Task details:
Pick out each line with the word "PLATE" from the material that follows.

┌──

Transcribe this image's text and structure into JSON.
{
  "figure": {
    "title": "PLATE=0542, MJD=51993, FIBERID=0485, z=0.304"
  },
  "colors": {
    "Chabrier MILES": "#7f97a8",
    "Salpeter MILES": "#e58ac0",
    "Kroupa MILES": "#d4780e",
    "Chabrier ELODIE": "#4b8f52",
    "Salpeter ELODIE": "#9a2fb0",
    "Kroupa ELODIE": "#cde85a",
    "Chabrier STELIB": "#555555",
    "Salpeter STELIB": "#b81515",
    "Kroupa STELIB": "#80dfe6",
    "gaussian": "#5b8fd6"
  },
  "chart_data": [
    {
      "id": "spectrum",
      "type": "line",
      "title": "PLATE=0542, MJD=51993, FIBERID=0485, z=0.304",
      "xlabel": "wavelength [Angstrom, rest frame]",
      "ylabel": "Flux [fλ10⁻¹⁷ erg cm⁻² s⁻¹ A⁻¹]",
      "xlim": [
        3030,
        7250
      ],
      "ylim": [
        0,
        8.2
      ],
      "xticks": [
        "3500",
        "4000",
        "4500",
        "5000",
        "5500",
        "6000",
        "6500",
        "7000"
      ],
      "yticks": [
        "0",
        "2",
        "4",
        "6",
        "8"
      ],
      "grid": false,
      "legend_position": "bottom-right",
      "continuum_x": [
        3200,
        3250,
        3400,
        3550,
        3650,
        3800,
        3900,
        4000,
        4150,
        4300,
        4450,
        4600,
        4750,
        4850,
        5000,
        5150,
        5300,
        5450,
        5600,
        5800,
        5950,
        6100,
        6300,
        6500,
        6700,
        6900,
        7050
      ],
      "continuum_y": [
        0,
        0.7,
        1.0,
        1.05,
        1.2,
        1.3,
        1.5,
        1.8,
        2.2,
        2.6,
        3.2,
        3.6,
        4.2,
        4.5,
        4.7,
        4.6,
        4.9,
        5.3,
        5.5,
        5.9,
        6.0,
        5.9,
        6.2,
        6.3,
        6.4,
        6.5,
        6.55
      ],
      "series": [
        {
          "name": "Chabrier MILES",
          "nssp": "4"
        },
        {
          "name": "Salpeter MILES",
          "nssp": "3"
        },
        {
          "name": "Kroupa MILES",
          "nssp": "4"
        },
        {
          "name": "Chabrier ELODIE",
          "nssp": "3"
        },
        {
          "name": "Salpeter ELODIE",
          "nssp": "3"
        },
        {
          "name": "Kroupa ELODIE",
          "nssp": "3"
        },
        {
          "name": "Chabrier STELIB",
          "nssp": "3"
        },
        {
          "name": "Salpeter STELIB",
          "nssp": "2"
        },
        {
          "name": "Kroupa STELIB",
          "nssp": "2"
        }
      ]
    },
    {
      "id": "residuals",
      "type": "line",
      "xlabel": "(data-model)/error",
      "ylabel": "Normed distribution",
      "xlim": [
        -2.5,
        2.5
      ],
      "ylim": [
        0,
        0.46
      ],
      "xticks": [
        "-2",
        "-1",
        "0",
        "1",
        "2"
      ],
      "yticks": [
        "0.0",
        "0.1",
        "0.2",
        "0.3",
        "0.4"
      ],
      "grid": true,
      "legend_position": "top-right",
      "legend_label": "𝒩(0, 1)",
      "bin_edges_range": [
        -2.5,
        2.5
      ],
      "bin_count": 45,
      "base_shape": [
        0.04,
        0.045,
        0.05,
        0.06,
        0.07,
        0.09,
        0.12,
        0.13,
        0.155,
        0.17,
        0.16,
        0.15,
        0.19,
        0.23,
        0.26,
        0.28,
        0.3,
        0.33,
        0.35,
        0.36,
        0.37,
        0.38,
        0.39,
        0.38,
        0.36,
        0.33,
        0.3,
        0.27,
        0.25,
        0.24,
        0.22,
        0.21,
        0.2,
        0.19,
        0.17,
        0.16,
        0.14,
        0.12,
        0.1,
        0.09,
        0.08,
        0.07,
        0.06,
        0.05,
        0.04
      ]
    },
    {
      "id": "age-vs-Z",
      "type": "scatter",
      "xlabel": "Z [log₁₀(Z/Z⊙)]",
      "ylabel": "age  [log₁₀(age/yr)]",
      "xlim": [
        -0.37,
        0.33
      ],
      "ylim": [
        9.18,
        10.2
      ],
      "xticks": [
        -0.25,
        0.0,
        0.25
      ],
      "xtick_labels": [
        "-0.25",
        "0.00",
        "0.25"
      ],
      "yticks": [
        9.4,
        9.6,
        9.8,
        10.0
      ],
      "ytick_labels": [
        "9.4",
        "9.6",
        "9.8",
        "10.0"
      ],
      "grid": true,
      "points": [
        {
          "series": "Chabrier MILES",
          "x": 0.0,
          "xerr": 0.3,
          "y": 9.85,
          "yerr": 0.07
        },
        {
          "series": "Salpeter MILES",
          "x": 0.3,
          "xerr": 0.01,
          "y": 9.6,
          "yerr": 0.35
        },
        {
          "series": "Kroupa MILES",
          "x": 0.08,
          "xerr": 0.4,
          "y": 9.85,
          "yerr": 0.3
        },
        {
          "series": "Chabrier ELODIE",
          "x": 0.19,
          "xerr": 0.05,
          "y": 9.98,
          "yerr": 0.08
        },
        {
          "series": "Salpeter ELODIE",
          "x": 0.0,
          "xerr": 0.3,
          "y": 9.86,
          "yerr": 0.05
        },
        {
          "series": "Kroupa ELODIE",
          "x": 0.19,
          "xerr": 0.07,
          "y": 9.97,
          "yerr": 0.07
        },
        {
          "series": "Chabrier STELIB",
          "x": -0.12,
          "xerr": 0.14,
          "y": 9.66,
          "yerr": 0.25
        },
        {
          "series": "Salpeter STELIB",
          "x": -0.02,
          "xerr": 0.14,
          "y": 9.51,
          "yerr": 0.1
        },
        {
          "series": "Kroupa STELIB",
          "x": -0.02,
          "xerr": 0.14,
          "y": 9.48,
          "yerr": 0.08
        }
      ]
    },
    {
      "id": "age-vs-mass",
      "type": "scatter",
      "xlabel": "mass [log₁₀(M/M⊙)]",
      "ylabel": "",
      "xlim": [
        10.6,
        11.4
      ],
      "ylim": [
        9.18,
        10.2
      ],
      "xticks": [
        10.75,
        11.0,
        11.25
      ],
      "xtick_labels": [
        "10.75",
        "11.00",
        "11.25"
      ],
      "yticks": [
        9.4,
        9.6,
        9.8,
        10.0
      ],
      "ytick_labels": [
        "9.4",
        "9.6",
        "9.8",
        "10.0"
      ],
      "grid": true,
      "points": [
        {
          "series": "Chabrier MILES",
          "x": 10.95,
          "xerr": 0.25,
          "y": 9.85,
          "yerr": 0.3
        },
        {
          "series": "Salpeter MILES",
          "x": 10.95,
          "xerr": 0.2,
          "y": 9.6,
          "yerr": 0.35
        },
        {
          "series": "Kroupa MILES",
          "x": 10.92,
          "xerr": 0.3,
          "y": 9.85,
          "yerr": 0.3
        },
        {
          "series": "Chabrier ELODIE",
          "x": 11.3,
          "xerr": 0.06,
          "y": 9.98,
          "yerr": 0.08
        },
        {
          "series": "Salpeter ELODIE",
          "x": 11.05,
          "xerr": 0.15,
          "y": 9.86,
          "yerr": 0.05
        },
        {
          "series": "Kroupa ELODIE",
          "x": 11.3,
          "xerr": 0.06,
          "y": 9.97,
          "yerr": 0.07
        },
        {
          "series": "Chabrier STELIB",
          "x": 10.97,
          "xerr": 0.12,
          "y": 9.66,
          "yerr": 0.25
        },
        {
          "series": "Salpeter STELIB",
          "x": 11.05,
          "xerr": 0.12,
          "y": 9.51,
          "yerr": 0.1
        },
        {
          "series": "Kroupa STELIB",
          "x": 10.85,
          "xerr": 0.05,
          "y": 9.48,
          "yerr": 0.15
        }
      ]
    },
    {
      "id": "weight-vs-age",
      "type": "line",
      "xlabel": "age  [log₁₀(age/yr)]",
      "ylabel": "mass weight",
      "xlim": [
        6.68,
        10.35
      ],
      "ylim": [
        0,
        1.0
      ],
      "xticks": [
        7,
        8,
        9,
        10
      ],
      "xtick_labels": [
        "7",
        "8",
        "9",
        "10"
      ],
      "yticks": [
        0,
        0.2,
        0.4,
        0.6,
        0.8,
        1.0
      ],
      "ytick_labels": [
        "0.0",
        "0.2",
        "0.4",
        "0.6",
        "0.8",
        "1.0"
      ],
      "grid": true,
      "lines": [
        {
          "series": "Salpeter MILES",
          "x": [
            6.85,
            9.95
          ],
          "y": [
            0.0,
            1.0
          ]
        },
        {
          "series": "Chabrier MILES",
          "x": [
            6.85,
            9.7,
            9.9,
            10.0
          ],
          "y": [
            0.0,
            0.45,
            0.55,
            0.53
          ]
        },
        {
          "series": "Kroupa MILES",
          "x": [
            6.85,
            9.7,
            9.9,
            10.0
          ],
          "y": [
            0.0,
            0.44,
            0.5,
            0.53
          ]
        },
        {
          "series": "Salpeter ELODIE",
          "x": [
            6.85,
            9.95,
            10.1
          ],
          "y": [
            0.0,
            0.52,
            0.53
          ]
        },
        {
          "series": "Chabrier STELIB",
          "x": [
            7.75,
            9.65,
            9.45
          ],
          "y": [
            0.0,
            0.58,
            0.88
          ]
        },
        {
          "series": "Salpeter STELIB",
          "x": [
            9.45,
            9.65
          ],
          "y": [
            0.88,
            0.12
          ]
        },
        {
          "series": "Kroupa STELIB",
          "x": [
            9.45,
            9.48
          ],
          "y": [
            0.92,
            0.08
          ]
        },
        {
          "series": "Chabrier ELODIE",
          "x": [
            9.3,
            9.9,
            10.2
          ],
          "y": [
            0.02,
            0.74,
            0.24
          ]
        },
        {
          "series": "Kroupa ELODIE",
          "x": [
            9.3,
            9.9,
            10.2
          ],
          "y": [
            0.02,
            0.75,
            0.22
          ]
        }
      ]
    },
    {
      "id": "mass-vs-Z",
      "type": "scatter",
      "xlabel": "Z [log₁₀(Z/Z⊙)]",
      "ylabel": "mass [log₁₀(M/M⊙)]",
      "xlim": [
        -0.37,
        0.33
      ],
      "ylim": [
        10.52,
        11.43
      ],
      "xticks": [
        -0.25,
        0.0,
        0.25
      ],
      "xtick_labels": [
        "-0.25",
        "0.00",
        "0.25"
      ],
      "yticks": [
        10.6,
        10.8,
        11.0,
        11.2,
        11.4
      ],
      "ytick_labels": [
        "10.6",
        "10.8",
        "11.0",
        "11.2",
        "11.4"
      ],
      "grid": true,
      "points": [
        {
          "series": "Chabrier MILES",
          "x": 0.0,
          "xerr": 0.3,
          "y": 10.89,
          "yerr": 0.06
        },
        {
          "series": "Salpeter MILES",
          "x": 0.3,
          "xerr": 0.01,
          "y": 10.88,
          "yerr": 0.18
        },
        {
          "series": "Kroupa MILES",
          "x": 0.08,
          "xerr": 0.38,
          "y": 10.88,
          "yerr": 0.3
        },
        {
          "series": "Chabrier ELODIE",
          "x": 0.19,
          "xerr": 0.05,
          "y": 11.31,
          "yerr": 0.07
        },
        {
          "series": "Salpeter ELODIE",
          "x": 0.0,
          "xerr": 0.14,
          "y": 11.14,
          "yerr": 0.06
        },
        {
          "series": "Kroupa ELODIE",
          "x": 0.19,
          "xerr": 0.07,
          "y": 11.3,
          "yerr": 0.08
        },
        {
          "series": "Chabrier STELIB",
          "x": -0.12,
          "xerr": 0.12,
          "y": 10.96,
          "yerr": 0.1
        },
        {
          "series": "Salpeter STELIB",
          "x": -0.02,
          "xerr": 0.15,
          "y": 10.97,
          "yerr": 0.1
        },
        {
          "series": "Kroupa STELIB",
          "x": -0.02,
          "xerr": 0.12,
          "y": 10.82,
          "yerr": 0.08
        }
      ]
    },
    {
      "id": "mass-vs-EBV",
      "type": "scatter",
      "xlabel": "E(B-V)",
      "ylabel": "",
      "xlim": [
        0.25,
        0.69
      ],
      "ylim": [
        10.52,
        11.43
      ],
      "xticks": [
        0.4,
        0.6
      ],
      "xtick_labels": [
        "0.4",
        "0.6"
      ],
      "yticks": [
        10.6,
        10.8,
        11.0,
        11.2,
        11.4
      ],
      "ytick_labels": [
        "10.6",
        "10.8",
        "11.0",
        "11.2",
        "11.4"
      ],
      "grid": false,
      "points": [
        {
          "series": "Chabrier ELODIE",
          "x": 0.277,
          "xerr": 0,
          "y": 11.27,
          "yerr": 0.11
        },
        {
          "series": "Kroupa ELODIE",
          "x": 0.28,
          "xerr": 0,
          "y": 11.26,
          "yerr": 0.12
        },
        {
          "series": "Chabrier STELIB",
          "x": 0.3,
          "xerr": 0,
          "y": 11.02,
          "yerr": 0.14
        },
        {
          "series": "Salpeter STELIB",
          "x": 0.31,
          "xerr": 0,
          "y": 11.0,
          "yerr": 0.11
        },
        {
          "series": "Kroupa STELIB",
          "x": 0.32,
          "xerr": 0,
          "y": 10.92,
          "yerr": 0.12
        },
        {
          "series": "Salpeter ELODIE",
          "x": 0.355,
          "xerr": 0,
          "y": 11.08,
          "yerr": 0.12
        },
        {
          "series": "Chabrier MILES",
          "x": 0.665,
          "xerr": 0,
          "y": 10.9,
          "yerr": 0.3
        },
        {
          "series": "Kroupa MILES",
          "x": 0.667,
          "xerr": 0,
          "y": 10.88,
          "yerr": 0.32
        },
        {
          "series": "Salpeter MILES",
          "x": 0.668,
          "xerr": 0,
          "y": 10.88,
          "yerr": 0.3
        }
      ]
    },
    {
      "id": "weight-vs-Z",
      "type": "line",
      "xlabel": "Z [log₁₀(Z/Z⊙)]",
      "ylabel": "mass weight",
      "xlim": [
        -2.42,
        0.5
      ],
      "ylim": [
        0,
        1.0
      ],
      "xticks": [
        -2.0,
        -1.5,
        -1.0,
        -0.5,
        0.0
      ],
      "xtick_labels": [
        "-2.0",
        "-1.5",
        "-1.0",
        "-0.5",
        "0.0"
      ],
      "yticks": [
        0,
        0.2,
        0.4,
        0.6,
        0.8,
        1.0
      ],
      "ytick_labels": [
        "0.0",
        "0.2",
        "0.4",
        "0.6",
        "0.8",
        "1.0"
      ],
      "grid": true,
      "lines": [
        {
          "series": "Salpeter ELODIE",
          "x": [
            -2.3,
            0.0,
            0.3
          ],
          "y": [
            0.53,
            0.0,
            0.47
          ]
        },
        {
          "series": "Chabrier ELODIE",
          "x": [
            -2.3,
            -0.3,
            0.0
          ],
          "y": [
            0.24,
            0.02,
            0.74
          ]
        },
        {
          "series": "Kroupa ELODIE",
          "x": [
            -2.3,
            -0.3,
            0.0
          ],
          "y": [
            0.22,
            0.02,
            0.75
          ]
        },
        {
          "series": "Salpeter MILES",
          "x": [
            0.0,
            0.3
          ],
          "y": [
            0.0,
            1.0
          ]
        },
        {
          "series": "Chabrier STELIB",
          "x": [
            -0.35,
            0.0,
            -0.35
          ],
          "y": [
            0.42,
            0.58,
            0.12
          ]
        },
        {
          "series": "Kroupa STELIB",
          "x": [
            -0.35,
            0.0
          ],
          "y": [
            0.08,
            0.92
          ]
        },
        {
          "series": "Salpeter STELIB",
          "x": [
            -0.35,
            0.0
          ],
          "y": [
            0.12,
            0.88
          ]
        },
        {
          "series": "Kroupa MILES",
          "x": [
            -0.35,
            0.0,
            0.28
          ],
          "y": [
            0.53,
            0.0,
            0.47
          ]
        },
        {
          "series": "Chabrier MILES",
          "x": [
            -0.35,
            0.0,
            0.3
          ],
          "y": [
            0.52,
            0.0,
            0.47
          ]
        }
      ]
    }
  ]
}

└──

Result below:
    "title": "PLATE=0542, MJD=51993, FIBERID=0485, z=0.304"
      "title": "PLATE=0542, MJD=51993, FIBERID=0485, z=0.304",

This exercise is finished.